[What to work on] Gather the lines below that include the string "phospho", copying each in full.

[Information provided]
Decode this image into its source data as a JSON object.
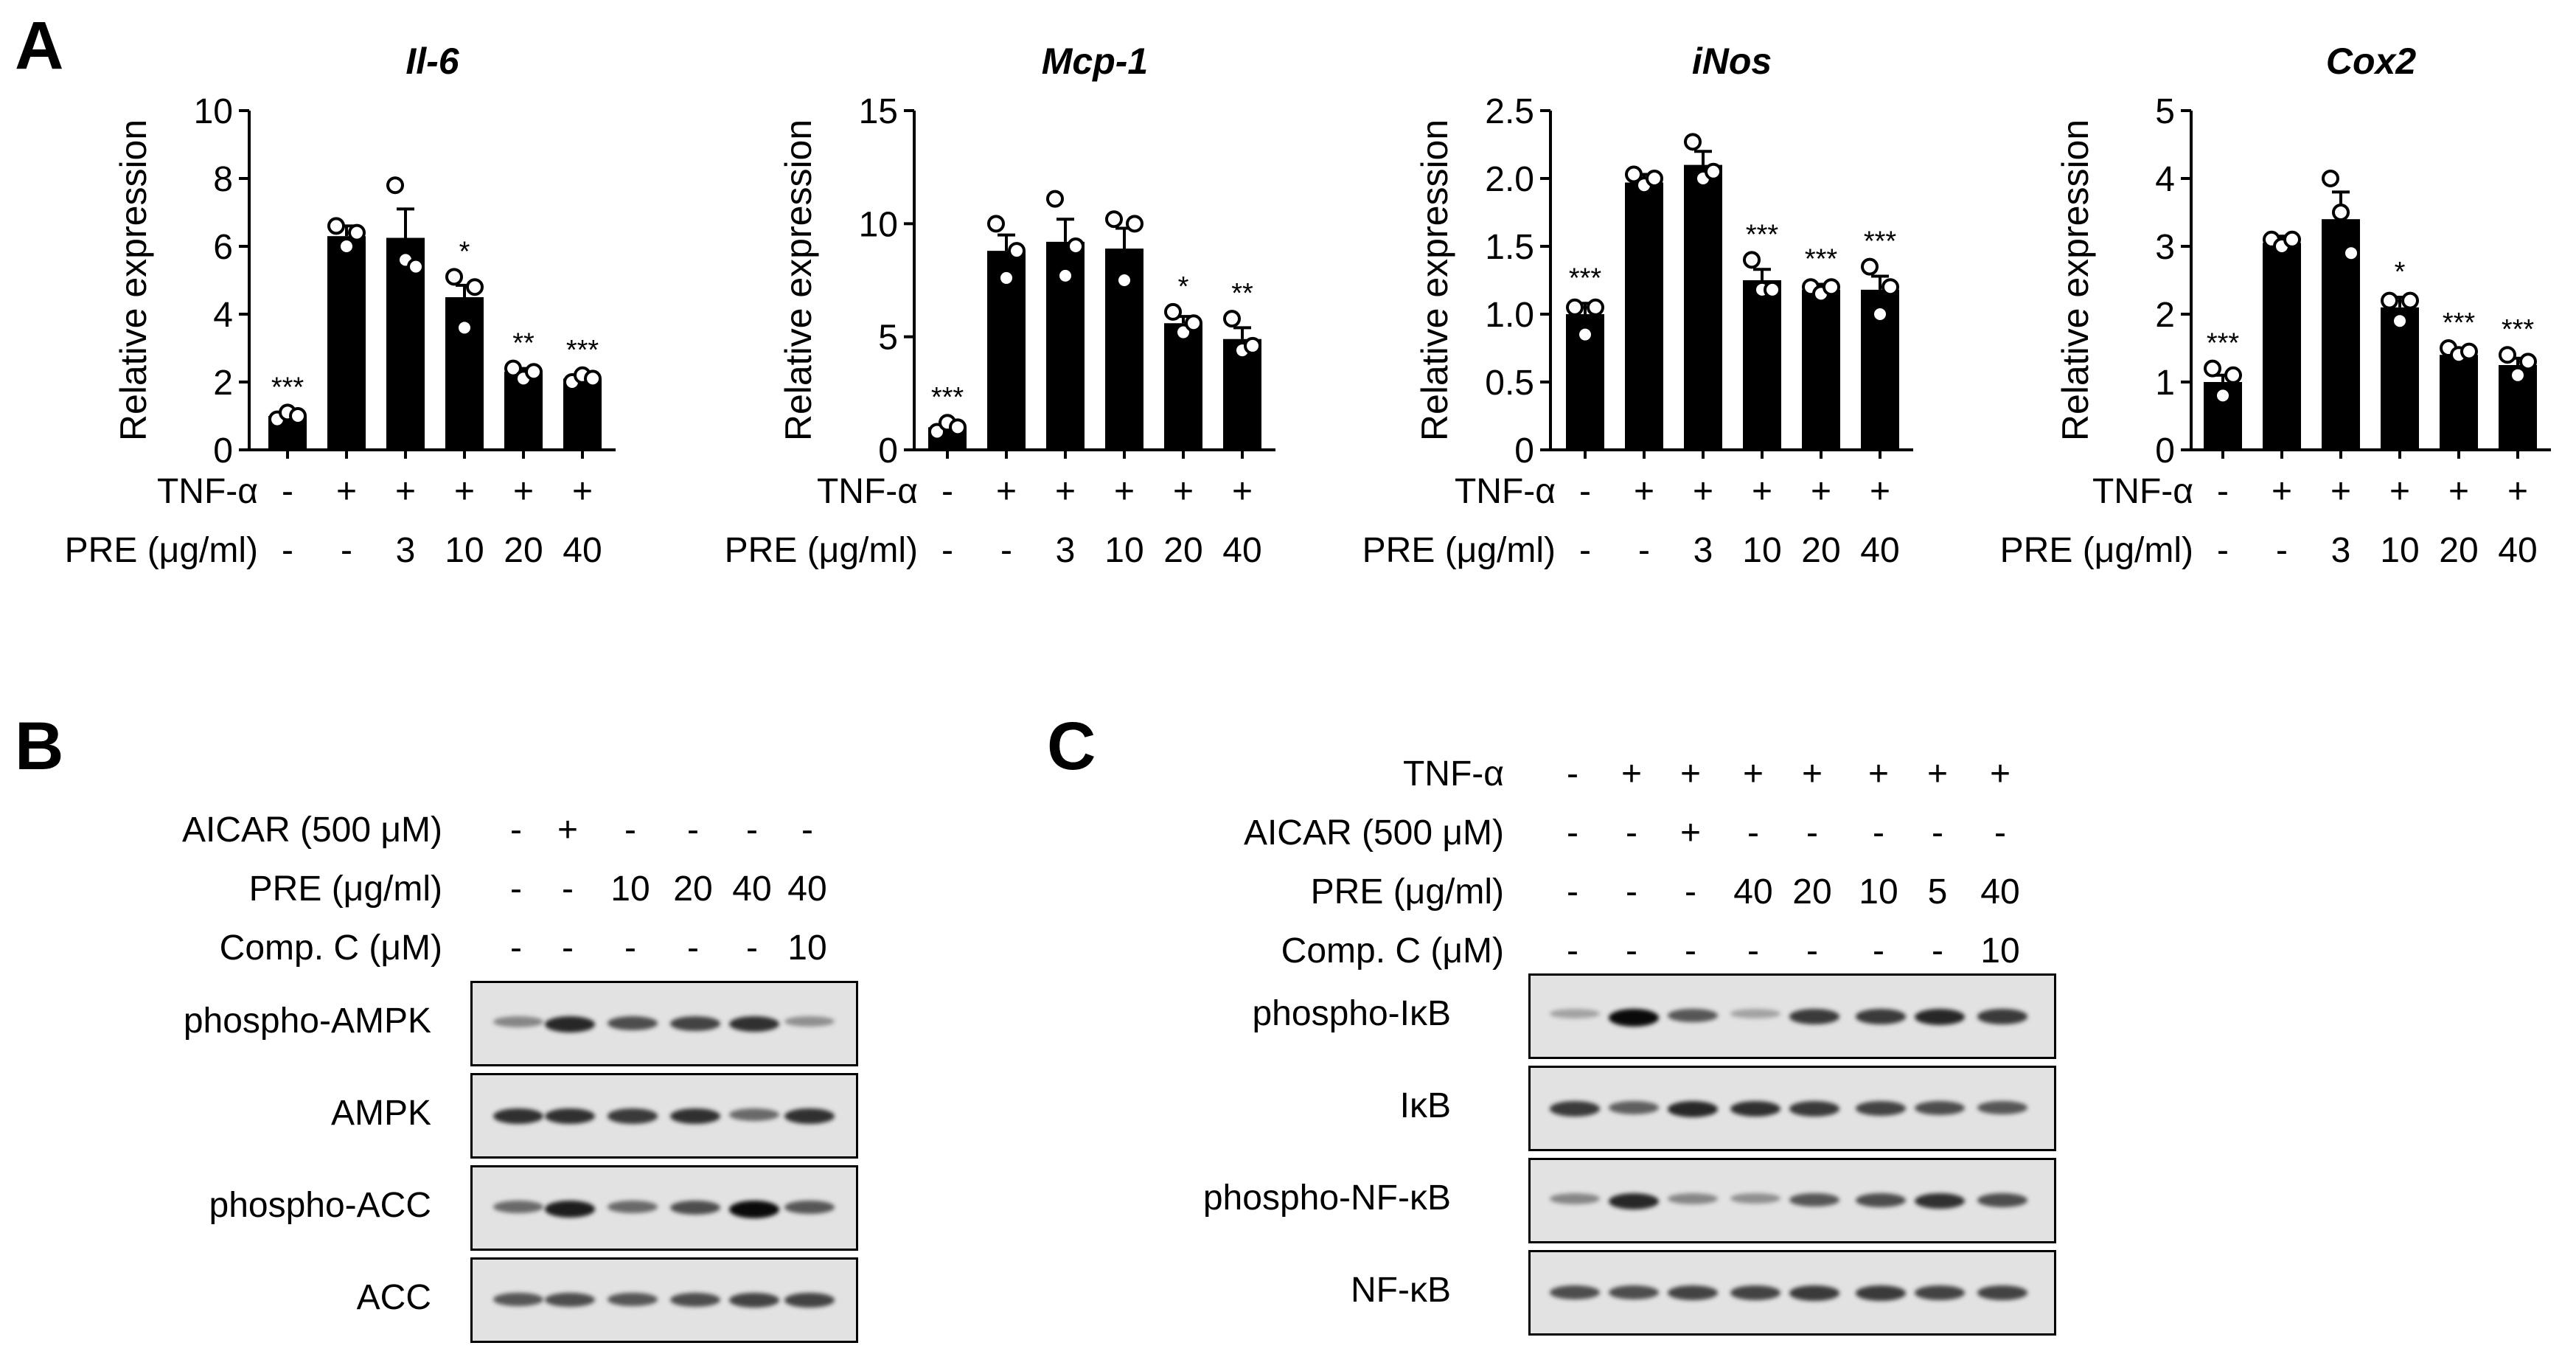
{
  "panels": {
    "a": "A",
    "b": "B",
    "c": "C"
  },
  "panel_a": {
    "treatment_labels": {
      "tnf": "TNF-α",
      "pre": "PRE (μg/ml)"
    },
    "tnf_row": [
      "-",
      "+",
      "+",
      "+",
      "+",
      "+"
    ],
    "pre_row": [
      "-",
      "-",
      "3",
      "10",
      "20",
      "40"
    ]
  },
  "chart_data": [
    {
      "type": "bar",
      "title": "Il-6",
      "ylabel": "Relative expression",
      "ylim": [
        0,
        10
      ],
      "yticks": [
        0,
        2,
        4,
        6,
        8,
        10
      ],
      "categories": [
        "-/-",
        "+/-",
        "+/3",
        "+/10",
        "+/20",
        "+/40"
      ],
      "values": [
        1.0,
        6.3,
        6.25,
        4.5,
        2.3,
        2.1
      ],
      "errors": [
        0.1,
        0.3,
        0.85,
        0.35,
        0.1,
        0.1
      ],
      "points": [
        [
          0.9,
          1.1,
          1.0
        ],
        [
          6.6,
          6.0,
          6.4
        ],
        [
          7.8,
          5.6,
          5.4
        ],
        [
          5.1,
          3.6,
          4.8
        ],
        [
          2.4,
          2.1,
          2.3
        ],
        [
          2.0,
          2.2,
          2.1
        ]
      ],
      "significance": [
        "***",
        "",
        "",
        "*",
        "**",
        "***"
      ]
    },
    {
      "type": "bar",
      "title": "Mcp-1",
      "ylabel": "Relative expression",
      "ylim": [
        0,
        15
      ],
      "yticks": [
        0,
        5,
        10,
        15
      ],
      "categories": [
        "-/-",
        "+/-",
        "+/3",
        "+/10",
        "+/20",
        "+/40"
      ],
      "values": [
        1.0,
        8.8,
        9.2,
        8.9,
        5.6,
        4.9
      ],
      "errors": [
        0.2,
        0.7,
        1.0,
        0.9,
        0.3,
        0.5
      ],
      "points": [
        [
          0.8,
          1.2,
          1.0
        ],
        [
          10.0,
          7.6,
          8.8
        ],
        [
          11.1,
          7.7,
          9.0
        ],
        [
          10.2,
          7.5,
          10.0
        ],
        [
          6.1,
          5.2,
          5.6
        ],
        [
          5.8,
          4.4,
          4.6
        ]
      ],
      "significance": [
        "***",
        "",
        "",
        "",
        "*",
        "**"
      ]
    },
    {
      "type": "bar",
      "title": "iNos",
      "ylabel": "Relative expression",
      "ylim": [
        0,
        2.5
      ],
      "yticks": [
        "0",
        "0.5",
        "1.0",
        "1.5",
        "2.0",
        "2.5"
      ],
      "categories": [
        "-/-",
        "+/-",
        "+/3",
        "+/10",
        "+/20",
        "+/40"
      ],
      "values": [
        1.0,
        1.97,
        2.1,
        1.25,
        1.18,
        1.18
      ],
      "errors": [
        0.08,
        0.06,
        0.1,
        0.08,
        0.04,
        0.1
      ],
      "points": [
        [
          1.05,
          0.85,
          1.05
        ],
        [
          2.03,
          1.95,
          2.0
        ],
        [
          2.27,
          2.0,
          2.05
        ],
        [
          1.4,
          1.18,
          1.18
        ],
        [
          1.2,
          1.15,
          1.2
        ],
        [
          1.35,
          1.0,
          1.2
        ]
      ],
      "significance": [
        "***",
        "",
        "",
        "***",
        "***",
        "***"
      ]
    },
    {
      "type": "bar",
      "title": "Cox2",
      "ylabel": "Relative expression",
      "ylim": [
        0,
        5
      ],
      "yticks": [
        0,
        1,
        2,
        3,
        4,
        5
      ],
      "categories": [
        "-/-",
        "+/-",
        "+/3",
        "+/10",
        "+/20",
        "+/40"
      ],
      "values": [
        1.0,
        3.05,
        3.4,
        2.1,
        1.4,
        1.25
      ],
      "errors": [
        0.1,
        0.1,
        0.4,
        0.15,
        0.05,
        0.1
      ],
      "points": [
        [
          1.2,
          0.8,
          1.1
        ],
        [
          3.1,
          3.0,
          3.1
        ],
        [
          4.0,
          3.5,
          2.9
        ],
        [
          2.2,
          1.9,
          2.2
        ],
        [
          1.5,
          1.4,
          1.45
        ],
        [
          1.4,
          1.1,
          1.3
        ]
      ],
      "significance": [
        "***",
        "",
        "",
        "*",
        "***",
        "***"
      ]
    }
  ],
  "panel_b": {
    "rows": [
      {
        "label": "AICAR (500 μM)",
        "values": [
          "-",
          "+",
          "-",
          "-",
          "-",
          "-"
        ]
      },
      {
        "label": "PRE (μg/ml)",
        "values": [
          "-",
          "-",
          "10",
          "20",
          "40",
          "40"
        ]
      },
      {
        "label": "Comp. C (μM)",
        "values": [
          "-",
          "-",
          "-",
          "-",
          "-",
          "10"
        ]
      }
    ],
    "blots": [
      {
        "label": "phospho-AMPK",
        "intensities": [
          0.35,
          0.85,
          0.65,
          0.7,
          0.8,
          0.3
        ]
      },
      {
        "label": "AMPK",
        "intensities": [
          0.8,
          0.8,
          0.75,
          0.8,
          0.5,
          0.8
        ]
      },
      {
        "label": "phospho-ACC",
        "intensities": [
          0.5,
          0.9,
          0.5,
          0.65,
          1.0,
          0.6
        ]
      },
      {
        "label": "ACC",
        "intensities": [
          0.6,
          0.65,
          0.6,
          0.65,
          0.7,
          0.7
        ]
      }
    ]
  },
  "panel_c": {
    "rows": [
      {
        "label": "TNF-α",
        "values": [
          "-",
          "+",
          "+",
          "+",
          "+",
          "+",
          "+",
          "+"
        ]
      },
      {
        "label": "AICAR (500 μM)",
        "values": [
          "-",
          "-",
          "+",
          "-",
          "-",
          "-",
          "-",
          "-"
        ]
      },
      {
        "label": "PRE (μg/ml)",
        "values": [
          "-",
          "-",
          "-",
          "40",
          "20",
          "10",
          "5",
          "40"
        ]
      },
      {
        "label": "Comp. C (μM)",
        "values": [
          "-",
          "-",
          "-",
          "-",
          "-",
          "-",
          "-",
          "10"
        ]
      }
    ],
    "blots": [
      {
        "label": "phospho-IκB",
        "intensities": [
          0.2,
          1.0,
          0.6,
          0.2,
          0.75,
          0.75,
          0.85,
          0.75
        ]
      },
      {
        "label": "IκB",
        "intensities": [
          0.75,
          0.55,
          0.85,
          0.8,
          0.75,
          0.7,
          0.65,
          0.6
        ]
      },
      {
        "label": "phospho-NF-κB",
        "intensities": [
          0.35,
          0.85,
          0.35,
          0.3,
          0.6,
          0.65,
          0.8,
          0.65
        ]
      },
      {
        "label": "NF-κB",
        "intensities": [
          0.65,
          0.65,
          0.7,
          0.7,
          0.75,
          0.75,
          0.7,
          0.7
        ]
      }
    ]
  }
}
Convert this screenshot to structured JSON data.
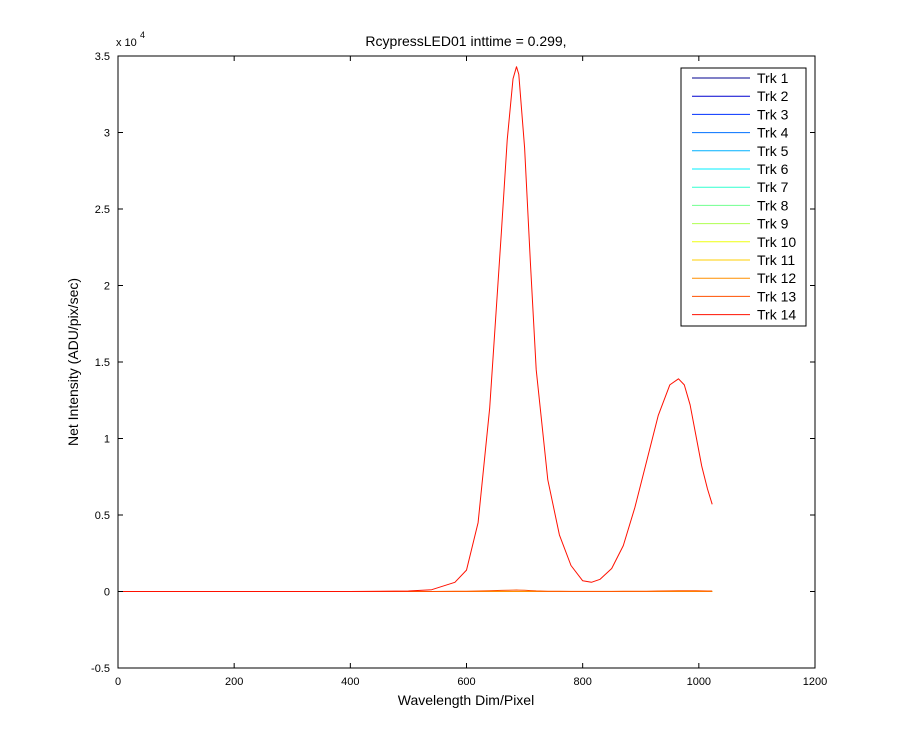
{
  "chart_data": {
    "type": "line",
    "title": "RcypressLED01 inttime = 0.299,",
    "xlabel": "Wavelength Dim/Pixel",
    "ylabel": "Net Intensity (ADU/pix/sec)",
    "xlim": [
      0,
      1200
    ],
    "ylim": [
      -5000,
      35000
    ],
    "xticks": [
      0,
      200,
      400,
      600,
      800,
      1000,
      1200
    ],
    "yticks": [
      -5000,
      0,
      5000,
      10000,
      15000,
      20000,
      25000,
      30000,
      35000
    ],
    "ytick_labels": [
      "-0.5",
      "0",
      "0.5",
      "1",
      "1.5",
      "2",
      "2.5",
      "3",
      "3.5"
    ],
    "y_exponent_label": "x 10",
    "y_exponent_power": "4",
    "legend_position": "top-right",
    "grid": false,
    "x": [
      0,
      100,
      200,
      300,
      400,
      500,
      540,
      580,
      600,
      620,
      640,
      660,
      670,
      680,
      686,
      690,
      700,
      710,
      720,
      740,
      760,
      780,
      800,
      815,
      830,
      850,
      870,
      890,
      910,
      930,
      950,
      965,
      975,
      985,
      995,
      1005,
      1015,
      1023
    ],
    "series": [
      {
        "name": "Trk 1",
        "color": "#00008f",
        "values": [
          0,
          0,
          0,
          0,
          0,
          0,
          0,
          0,
          0,
          0,
          0,
          0,
          0,
          0,
          0,
          0,
          0,
          0,
          0,
          0,
          0,
          0,
          0,
          0,
          0,
          0,
          0,
          0,
          0,
          0,
          0,
          0,
          0,
          0,
          0,
          0,
          0,
          0
        ]
      },
      {
        "name": "Trk 2",
        "color": "#0000cf",
        "values": [
          0,
          0,
          0,
          0,
          0,
          0,
          0,
          0,
          0,
          0,
          0,
          0,
          0,
          0,
          0,
          0,
          0,
          0,
          0,
          0,
          0,
          0,
          0,
          0,
          0,
          0,
          0,
          0,
          0,
          0,
          0,
          0,
          0,
          0,
          0,
          0,
          0,
          0
        ]
      },
      {
        "name": "Trk 3",
        "color": "#0030ff",
        "values": [
          0,
          0,
          0,
          0,
          0,
          0,
          0,
          0,
          0,
          0,
          0,
          0,
          0,
          0,
          0,
          0,
          0,
          0,
          0,
          0,
          0,
          0,
          0,
          0,
          0,
          0,
          0,
          0,
          0,
          0,
          0,
          0,
          0,
          0,
          0,
          0,
          0,
          0
        ]
      },
      {
        "name": "Trk 4",
        "color": "#0070ff",
        "values": [
          0,
          0,
          0,
          0,
          0,
          0,
          0,
          0,
          0,
          0,
          0,
          0,
          0,
          0,
          0,
          0,
          0,
          0,
          0,
          0,
          0,
          0,
          0,
          0,
          0,
          0,
          0,
          0,
          0,
          0,
          0,
          0,
          0,
          0,
          0,
          0,
          0,
          0
        ]
      },
      {
        "name": "Trk 5",
        "color": "#00b0ff",
        "values": [
          0,
          0,
          0,
          0,
          0,
          0,
          0,
          0,
          0,
          0,
          0,
          0,
          0,
          0,
          0,
          0,
          0,
          0,
          0,
          0,
          0,
          0,
          0,
          0,
          0,
          0,
          0,
          0,
          0,
          0,
          0,
          0,
          0,
          0,
          0,
          0,
          0,
          0
        ]
      },
      {
        "name": "Trk 6",
        "color": "#00efff",
        "values": [
          0,
          0,
          0,
          0,
          0,
          0,
          0,
          0,
          0,
          0,
          0,
          0,
          0,
          0,
          0,
          0,
          0,
          0,
          0,
          0,
          0,
          0,
          0,
          0,
          0,
          0,
          0,
          0,
          0,
          0,
          0,
          0,
          0,
          0,
          0,
          0,
          0,
          0
        ]
      },
      {
        "name": "Trk 7",
        "color": "#30ffcf",
        "values": [
          0,
          0,
          0,
          0,
          0,
          0,
          0,
          0,
          0,
          0,
          0,
          0,
          0,
          0,
          0,
          0,
          0,
          0,
          0,
          0,
          0,
          0,
          0,
          0,
          0,
          0,
          0,
          0,
          0,
          0,
          0,
          0,
          0,
          0,
          0,
          0,
          0,
          0
        ]
      },
      {
        "name": "Trk 8",
        "color": "#70ff8f",
        "values": [
          0,
          0,
          0,
          0,
          0,
          0,
          0,
          0,
          0,
          0,
          0,
          0,
          0,
          0,
          0,
          0,
          0,
          0,
          0,
          0,
          0,
          0,
          0,
          0,
          0,
          0,
          0,
          0,
          0,
          0,
          0,
          0,
          0,
          0,
          0,
          0,
          0,
          0
        ]
      },
      {
        "name": "Trk 9",
        "color": "#afff50",
        "values": [
          0,
          0,
          0,
          0,
          0,
          0,
          0,
          0,
          0,
          0,
          0,
          0,
          0,
          0,
          0,
          0,
          0,
          0,
          0,
          0,
          0,
          0,
          0,
          0,
          0,
          0,
          0,
          0,
          0,
          0,
          0,
          0,
          0,
          0,
          0,
          0,
          0,
          0
        ]
      },
      {
        "name": "Trk 10",
        "color": "#efff10",
        "values": [
          0,
          0,
          0,
          0,
          0,
          0,
          0,
          0,
          0,
          0,
          0,
          0,
          0,
          0,
          0,
          0,
          0,
          0,
          0,
          0,
          0,
          0,
          0,
          0,
          0,
          0,
          0,
          0,
          0,
          0,
          0,
          0,
          0,
          0,
          0,
          0,
          0,
          0
        ]
      },
      {
        "name": "Trk 11",
        "color": "#ffcf00",
        "values": [
          0,
          0,
          0,
          0,
          0,
          0,
          0,
          0,
          0,
          0,
          0,
          0,
          0,
          0,
          0,
          0,
          0,
          0,
          0,
          0,
          0,
          0,
          0,
          0,
          0,
          0,
          0,
          0,
          0,
          0,
          0,
          0,
          0,
          0,
          0,
          0,
          0,
          0
        ]
      },
      {
        "name": "Trk 12",
        "color": "#ff8f00",
        "values": [
          0,
          0,
          0,
          0,
          0,
          0,
          0,
          0,
          0,
          0,
          0,
          0,
          0,
          0,
          0,
          0,
          0,
          0,
          0,
          0,
          0,
          0,
          0,
          0,
          0,
          0,
          0,
          0,
          0,
          0,
          0,
          0,
          0,
          0,
          0,
          0,
          0,
          0
        ]
      },
      {
        "name": "Trk 13",
        "color": "#ff5000",
        "values": [
          0,
          0,
          0,
          0,
          0,
          0,
          0,
          10,
          15,
          30,
          50,
          70,
          80,
          90,
          95,
          90,
          80,
          60,
          40,
          20,
          10,
          5,
          5,
          5,
          5,
          5,
          10,
          15,
          20,
          30,
          40,
          50,
          50,
          50,
          45,
          40,
          35,
          30
        ]
      },
      {
        "name": "Trk 14",
        "color": "#ff1000",
        "values": [
          0,
          0,
          0,
          0,
          0,
          30,
          120,
          600,
          1400,
          4500,
          12000,
          23500,
          29500,
          33500,
          34300,
          33800,
          29000,
          21500,
          14500,
          7300,
          3700,
          1700,
          700,
          600,
          800,
          1500,
          3000,
          5500,
          8500,
          11500,
          13500,
          13900,
          13500,
          12200,
          10200,
          8200,
          6700,
          5700
        ]
      }
    ]
  }
}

[Exercise response]
        "label": "phospho-AMPK",
        "label": "phospho-ACC",
        "label": "phospho-IκB",
        "label": "phospho-NF-κB",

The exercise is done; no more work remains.